### Set exercise
Extract each record and reproduce it exactly.

[Data entries for graphics]

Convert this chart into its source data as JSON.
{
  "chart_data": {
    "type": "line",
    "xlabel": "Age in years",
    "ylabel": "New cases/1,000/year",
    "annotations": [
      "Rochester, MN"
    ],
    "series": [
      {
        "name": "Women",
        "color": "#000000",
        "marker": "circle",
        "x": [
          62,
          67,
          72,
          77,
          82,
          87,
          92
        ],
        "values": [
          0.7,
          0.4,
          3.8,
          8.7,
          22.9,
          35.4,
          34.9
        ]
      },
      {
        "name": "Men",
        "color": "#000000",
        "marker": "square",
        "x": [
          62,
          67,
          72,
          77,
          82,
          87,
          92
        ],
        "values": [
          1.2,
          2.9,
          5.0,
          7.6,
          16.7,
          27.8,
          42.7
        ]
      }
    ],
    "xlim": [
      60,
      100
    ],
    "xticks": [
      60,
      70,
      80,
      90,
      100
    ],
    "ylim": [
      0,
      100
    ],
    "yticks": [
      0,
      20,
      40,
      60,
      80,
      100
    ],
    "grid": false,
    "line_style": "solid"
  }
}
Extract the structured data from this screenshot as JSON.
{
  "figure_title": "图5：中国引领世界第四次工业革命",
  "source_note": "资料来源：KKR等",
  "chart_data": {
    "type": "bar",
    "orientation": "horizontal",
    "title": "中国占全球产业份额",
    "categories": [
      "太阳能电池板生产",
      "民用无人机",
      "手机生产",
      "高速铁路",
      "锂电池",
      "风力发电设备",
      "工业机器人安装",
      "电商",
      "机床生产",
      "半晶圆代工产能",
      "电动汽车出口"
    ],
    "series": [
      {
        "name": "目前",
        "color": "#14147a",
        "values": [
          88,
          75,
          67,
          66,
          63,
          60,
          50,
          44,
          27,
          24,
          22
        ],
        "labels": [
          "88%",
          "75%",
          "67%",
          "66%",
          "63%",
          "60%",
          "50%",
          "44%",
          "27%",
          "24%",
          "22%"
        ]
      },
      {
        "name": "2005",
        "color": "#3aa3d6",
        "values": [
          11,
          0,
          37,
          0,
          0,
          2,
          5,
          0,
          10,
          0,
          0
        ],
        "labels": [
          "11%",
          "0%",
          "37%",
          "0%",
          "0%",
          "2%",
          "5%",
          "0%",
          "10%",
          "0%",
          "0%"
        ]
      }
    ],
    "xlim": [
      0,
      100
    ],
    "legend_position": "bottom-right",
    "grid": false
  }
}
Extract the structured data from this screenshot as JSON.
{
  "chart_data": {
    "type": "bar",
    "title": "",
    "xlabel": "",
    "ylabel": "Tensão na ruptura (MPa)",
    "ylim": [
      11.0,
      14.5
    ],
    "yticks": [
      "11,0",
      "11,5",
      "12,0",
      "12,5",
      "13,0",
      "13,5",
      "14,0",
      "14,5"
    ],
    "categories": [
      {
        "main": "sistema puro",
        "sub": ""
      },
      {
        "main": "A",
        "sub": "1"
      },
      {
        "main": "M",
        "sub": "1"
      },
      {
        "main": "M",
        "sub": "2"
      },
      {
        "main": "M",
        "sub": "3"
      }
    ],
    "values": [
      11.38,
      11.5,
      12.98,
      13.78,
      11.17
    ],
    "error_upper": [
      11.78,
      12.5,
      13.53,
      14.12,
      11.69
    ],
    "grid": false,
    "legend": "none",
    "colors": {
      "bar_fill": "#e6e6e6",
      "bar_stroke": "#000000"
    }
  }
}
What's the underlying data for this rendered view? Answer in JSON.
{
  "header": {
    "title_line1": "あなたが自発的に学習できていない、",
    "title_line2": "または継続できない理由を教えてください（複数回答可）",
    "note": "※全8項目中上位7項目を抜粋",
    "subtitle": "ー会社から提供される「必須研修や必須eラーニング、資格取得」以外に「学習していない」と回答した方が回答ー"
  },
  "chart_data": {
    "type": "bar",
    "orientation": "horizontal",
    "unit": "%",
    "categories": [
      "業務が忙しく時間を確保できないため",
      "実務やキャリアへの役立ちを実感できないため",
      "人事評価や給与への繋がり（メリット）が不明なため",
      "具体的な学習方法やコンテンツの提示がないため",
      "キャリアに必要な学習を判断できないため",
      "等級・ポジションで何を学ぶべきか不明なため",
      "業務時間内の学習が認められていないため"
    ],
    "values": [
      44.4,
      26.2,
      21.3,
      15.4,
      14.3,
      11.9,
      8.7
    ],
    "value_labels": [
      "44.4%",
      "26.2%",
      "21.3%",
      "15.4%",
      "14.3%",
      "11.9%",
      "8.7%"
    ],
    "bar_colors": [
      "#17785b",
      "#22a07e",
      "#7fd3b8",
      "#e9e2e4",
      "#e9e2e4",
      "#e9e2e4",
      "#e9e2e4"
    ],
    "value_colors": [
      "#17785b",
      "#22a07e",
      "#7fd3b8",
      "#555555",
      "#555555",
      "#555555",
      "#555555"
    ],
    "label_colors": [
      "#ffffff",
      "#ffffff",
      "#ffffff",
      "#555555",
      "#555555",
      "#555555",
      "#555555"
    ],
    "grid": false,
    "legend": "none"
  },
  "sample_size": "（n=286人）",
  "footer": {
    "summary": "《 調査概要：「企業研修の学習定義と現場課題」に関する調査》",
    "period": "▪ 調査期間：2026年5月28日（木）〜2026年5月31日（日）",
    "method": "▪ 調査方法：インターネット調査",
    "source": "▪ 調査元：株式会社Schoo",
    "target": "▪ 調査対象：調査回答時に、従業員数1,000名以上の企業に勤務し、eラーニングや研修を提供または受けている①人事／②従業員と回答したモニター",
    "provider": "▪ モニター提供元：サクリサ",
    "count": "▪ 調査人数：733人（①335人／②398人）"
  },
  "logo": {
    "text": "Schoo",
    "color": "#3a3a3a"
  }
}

### Answer below
Convert this chart into its source data as JSON.
{
  "chart_data": {
    "type": "line",
    "xlabel": "Age in years",
    "ylabel": "New cases/1,000/year",
    "annotations": [
      "Rochester, MN"
    ],
    "series": [
      {
        "name": "Women",
        "color": "#000000",
        "marker": "circle",
        "x": [
          62,
          67,
          72,
          77,
          82,
          87,
          92
        ],
        "values": [
          0.7,
          0.4,
          3.8,
          8.7,
          22.9,
          35.4,
          34.9
        ]
      },
      {
        "name": "Men",
        "color": "#000000",
        "marker": "square",
        "x": [
          62,
          67,
          72,
          77,
          82,
          87,
          92
        ],
        "values": [
          1.2,
          2.9,
          5.0,
          7.6,
          16.7,
          27.8,
          42.7
        ]
      }
    ],
    "xlim": [
      60,
      100
    ],
    "xticks": [
      60,
      70,
      80,
      90,
      100
    ],
    "ylim": [
      0,
      100
    ],
    "yticks": [
      0,
      20,
      40,
      60,
      80,
      100
    ],
    "grid": false,
    "line_style": "solid"
  }
}
Extract the structured data from this screenshot as JSON.
{
  "figure_title": "图5：中国引领世界第四次工业革命",
  "source_note": "资料来源：KKR等",
  "chart_data": {
    "type": "bar",
    "orientation": "horizontal",
    "title": "中国占全球产业份额",
    "categories": [
      "太阳能电池板生产",
      "民用无人机",
      "手机生产",
      "高速铁路",
      "锂电池",
      "风力发电设备",
      "工业机器人安装",
      "电商",
      "机床生产",
      "半晶圆代工产能",
      "电动汽车出口"
    ],
    "series": [
      {
        "name": "目前",
        "color": "#14147a",
        "values": [
          88,
          75,
          67,
          66,
          63,
          60,
          50,
          44,
          27,
          24,
          22
        ],
        "labels": [
          "88%",
          "75%",
          "67%",
          "66%",
          "63%",
          "60%",
          "50%",
          "44%",
          "27%",
          "24%",
          "22%"
        ]
      },
      {
        "name": "2005",
        "color": "#3aa3d6",
        "values": [
          11,
          0,
          37,
          0,
          0,
          2,
          5,
          0,
          10,
          0,
          0
        ],
        "labels": [
          "11%",
          "0%",
          "37%",
          "0%",
          "0%",
          "2%",
          "5%",
          "0%",
          "10%",
          "0%",
          "0%"
        ]
      }
    ],
    "xlim": [
      0,
      100
    ],
    "legend_position": "bottom-right",
    "grid": false
  }
}
Extract the structured data from this screenshot as JSON.
{
  "chart_data": {
    "type": "bar",
    "title": "",
    "xlabel": "",
    "ylabel": "Tensão na ruptura (MPa)",
    "ylim": [
      11.0,
      14.5
    ],
    "yticks": [
      "11,0",
      "11,5",
      "12,0",
      "12,5",
      "13,0",
      "13,5",
      "14,0",
      "14,5"
    ],
    "categories": [
      {
        "main": "sistema puro",
        "sub": ""
      },
      {
        "main": "A",
        "sub": "1"
      },
      {
        "main": "M",
        "sub": "1"
      },
      {
        "main": "M",
        "sub": "2"
      },
      {
        "main": "M",
        "sub": "3"
      }
    ],
    "values": [
      11.38,
      11.5,
      12.98,
      13.78,
      11.17
    ],
    "error_upper": [
      11.78,
      12.5,
      13.53,
      14.12,
      11.69
    ],
    "grid": false,
    "legend": "none",
    "colors": {
      "bar_fill": "#e6e6e6",
      "bar_stroke": "#000000"
    }
  }
}
What's the underlying data for this rendered view? Answer in JSON.
{
  "header": {
    "title_line1": "あなたが自発的に学習できていない、",
    "title_line2": "または継続できない理由を教えてください（複数回答可）",
    "note": "※全8項目中上位7項目を抜粋",
    "subtitle": "ー会社から提供される「必須研修や必須eラーニング、資格取得」以外に「学習していない」と回答した方が回答ー"
  },
  "chart_data": {
    "type": "bar",
    "orientation": "horizontal",
    "unit": "%",
    "categories": [
      "業務が忙しく時間を確保できないため",
      "実務やキャリアへの役立ちを実感できないため",
      "人事評価や給与への繋がり（メリット）が不明なため",
      "具体的な学習方法やコンテンツの提示がないため",
      "キャリアに必要な学習を判断できないため",
      "等級・ポジションで何を学ぶべきか不明なため",
      "業務時間内の学習が認められていないため"
    ],
    "values": [
      44.4,
      26.2,
      21.3,
      15.4,
      14.3,
      11.9,
      8.7
    ],
    "value_labels": [
      "44.4%",
      "26.2%",
      "21.3%",
      "15.4%",
      "14.3%",
      "11.9%",
      "8.7%"
    ],
    "bar_colors": [
      "#17785b",
      "#22a07e",
      "#7fd3b8",
      "#e9e2e4",
      "#e9e2e4",
      "#e9e2e4",
      "#e9e2e4"
    ],
    "value_colors": [
      "#17785b",
      "#22a07e",
      "#7fd3b8",
      "#555555",
      "#555555",
      "#555555",
      "#555555"
    ],
    "label_colors": [
      "#ffffff",
      "#ffffff",
      "#ffffff",
      "#555555",
      "#555555",
      "#555555",
      "#555555"
    ],
    "grid": false,
    "legend": "none"
  },
  "sample_size": "（n=286人）",
  "footer": {
    "summary": "《 調査概要：「企業研修の学習定義と現場課題」に関する調査》",
    "period": "▪ 調査期間：2026年5月28日（木）〜2026年5月31日（日）",
    "method": "▪ 調査方法：インターネット調査",
    "source": "▪ 調査元：株式会社Schoo",
    "target": "▪ 調査対象：調査回答時に、従業員数1,000名以上の企業に勤務し、eラーニングや研修を提供または受けている①人事／②従業員と回答したモニター",
    "provider": "▪ モニター提供元：サクリサ",
    "count": "▪ 調査人数：733人（①335人／②398人）"
  },
  "logo": {
    "text": "Schoo",
    "color": "#3a3a3a"
  }
}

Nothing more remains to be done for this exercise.